# DIRECTIONS FOR THIS TASK
Check each line of the material below for the string "EBITDA", then report how many lines have it, and nothing else.

# INFORMATION SUPPLIED
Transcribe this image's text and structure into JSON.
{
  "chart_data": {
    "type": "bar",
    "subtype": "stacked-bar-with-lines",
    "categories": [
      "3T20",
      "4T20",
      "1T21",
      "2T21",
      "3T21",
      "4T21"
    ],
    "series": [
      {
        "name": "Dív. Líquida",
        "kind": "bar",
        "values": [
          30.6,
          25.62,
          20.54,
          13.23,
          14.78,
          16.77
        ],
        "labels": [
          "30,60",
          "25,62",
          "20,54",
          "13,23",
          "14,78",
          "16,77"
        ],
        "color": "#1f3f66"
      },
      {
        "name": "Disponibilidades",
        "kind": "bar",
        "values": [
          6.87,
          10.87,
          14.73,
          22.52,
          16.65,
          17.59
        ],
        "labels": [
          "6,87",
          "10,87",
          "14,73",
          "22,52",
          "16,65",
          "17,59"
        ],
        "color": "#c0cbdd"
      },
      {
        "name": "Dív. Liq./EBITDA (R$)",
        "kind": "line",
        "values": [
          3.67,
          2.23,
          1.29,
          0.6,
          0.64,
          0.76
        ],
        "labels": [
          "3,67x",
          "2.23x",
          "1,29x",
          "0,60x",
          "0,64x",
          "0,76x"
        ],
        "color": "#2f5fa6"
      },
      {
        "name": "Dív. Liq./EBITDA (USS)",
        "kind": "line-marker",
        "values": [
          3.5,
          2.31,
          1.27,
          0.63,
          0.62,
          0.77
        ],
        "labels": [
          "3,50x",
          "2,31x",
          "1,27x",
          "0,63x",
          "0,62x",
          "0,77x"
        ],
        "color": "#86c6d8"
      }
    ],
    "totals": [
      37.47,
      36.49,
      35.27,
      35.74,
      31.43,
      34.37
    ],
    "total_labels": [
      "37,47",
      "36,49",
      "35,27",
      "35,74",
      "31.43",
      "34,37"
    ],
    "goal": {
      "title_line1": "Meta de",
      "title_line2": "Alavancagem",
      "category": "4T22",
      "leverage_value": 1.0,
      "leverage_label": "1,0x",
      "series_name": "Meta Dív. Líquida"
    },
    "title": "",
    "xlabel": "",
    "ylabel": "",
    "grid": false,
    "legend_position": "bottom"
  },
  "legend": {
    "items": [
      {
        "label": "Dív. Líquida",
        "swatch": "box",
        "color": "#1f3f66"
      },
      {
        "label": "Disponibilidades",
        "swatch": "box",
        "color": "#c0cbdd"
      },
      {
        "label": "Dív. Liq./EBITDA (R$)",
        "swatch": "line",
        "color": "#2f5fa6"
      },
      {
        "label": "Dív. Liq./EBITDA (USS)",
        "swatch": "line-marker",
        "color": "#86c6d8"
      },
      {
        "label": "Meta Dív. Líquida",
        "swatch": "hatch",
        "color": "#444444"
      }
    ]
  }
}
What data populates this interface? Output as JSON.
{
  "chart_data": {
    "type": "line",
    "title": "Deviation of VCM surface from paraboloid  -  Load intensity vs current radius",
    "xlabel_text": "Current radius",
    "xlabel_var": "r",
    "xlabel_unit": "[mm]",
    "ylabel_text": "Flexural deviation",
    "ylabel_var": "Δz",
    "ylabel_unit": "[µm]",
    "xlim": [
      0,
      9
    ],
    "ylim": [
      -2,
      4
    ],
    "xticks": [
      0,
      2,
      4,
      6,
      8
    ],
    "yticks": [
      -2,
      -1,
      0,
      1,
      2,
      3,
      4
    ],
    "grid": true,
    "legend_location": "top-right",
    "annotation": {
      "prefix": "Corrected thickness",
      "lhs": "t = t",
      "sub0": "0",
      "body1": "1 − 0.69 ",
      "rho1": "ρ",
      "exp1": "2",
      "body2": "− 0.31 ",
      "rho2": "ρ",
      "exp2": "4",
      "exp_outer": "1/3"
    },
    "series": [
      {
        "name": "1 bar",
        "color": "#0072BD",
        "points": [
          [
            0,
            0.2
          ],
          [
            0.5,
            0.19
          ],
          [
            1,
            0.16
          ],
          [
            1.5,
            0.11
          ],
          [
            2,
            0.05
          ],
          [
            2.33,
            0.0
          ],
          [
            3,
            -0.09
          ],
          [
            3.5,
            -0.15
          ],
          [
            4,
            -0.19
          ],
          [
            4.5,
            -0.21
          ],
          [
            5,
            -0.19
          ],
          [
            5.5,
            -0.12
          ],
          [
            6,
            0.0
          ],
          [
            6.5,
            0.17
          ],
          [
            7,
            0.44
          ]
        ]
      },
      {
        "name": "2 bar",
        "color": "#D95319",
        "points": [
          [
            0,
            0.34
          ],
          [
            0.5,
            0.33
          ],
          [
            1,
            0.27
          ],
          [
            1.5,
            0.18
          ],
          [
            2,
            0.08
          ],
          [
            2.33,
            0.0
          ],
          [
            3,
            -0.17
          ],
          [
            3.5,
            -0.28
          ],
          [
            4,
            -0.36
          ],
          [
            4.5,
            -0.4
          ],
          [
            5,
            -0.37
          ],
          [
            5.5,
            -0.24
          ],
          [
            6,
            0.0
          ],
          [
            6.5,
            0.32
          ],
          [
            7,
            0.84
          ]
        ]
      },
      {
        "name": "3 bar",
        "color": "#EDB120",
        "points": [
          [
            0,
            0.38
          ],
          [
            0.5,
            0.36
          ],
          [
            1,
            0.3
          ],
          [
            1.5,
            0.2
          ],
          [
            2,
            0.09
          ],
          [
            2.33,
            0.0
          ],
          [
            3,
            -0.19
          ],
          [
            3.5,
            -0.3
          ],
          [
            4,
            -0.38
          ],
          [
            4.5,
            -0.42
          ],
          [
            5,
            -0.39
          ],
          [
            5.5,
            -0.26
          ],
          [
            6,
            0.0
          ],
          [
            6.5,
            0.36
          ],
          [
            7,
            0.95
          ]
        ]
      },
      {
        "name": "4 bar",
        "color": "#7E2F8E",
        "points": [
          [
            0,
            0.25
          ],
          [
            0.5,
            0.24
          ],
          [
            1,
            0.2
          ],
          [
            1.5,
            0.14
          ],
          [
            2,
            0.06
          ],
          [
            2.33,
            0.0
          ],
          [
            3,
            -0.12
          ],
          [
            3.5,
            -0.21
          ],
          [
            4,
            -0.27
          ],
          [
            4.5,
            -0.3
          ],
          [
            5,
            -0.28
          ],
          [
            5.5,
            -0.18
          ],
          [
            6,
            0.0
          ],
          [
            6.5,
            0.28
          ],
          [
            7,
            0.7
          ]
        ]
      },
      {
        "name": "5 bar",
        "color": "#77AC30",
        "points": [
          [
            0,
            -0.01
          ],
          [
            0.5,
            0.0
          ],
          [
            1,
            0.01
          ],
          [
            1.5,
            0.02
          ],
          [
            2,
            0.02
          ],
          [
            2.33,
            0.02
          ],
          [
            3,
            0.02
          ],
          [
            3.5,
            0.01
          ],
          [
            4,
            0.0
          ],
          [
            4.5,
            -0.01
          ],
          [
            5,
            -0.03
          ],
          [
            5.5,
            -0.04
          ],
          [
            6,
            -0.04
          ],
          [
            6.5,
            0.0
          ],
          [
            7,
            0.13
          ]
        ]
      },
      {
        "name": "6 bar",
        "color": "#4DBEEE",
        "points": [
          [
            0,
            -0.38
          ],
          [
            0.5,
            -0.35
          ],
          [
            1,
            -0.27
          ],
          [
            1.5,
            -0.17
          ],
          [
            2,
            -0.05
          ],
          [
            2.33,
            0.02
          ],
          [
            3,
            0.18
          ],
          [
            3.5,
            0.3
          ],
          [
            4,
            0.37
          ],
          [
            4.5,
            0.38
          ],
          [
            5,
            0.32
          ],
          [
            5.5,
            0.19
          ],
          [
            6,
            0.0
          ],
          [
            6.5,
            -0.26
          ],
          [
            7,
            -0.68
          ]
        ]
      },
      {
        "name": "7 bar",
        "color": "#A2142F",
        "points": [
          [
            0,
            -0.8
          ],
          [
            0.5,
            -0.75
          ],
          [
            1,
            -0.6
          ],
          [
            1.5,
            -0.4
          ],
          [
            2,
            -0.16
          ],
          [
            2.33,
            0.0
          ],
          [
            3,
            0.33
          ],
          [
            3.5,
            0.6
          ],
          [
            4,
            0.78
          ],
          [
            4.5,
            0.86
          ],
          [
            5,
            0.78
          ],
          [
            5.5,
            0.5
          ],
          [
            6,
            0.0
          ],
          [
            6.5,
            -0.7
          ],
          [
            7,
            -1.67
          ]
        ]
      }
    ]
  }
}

# THE COMPLETED TASK
4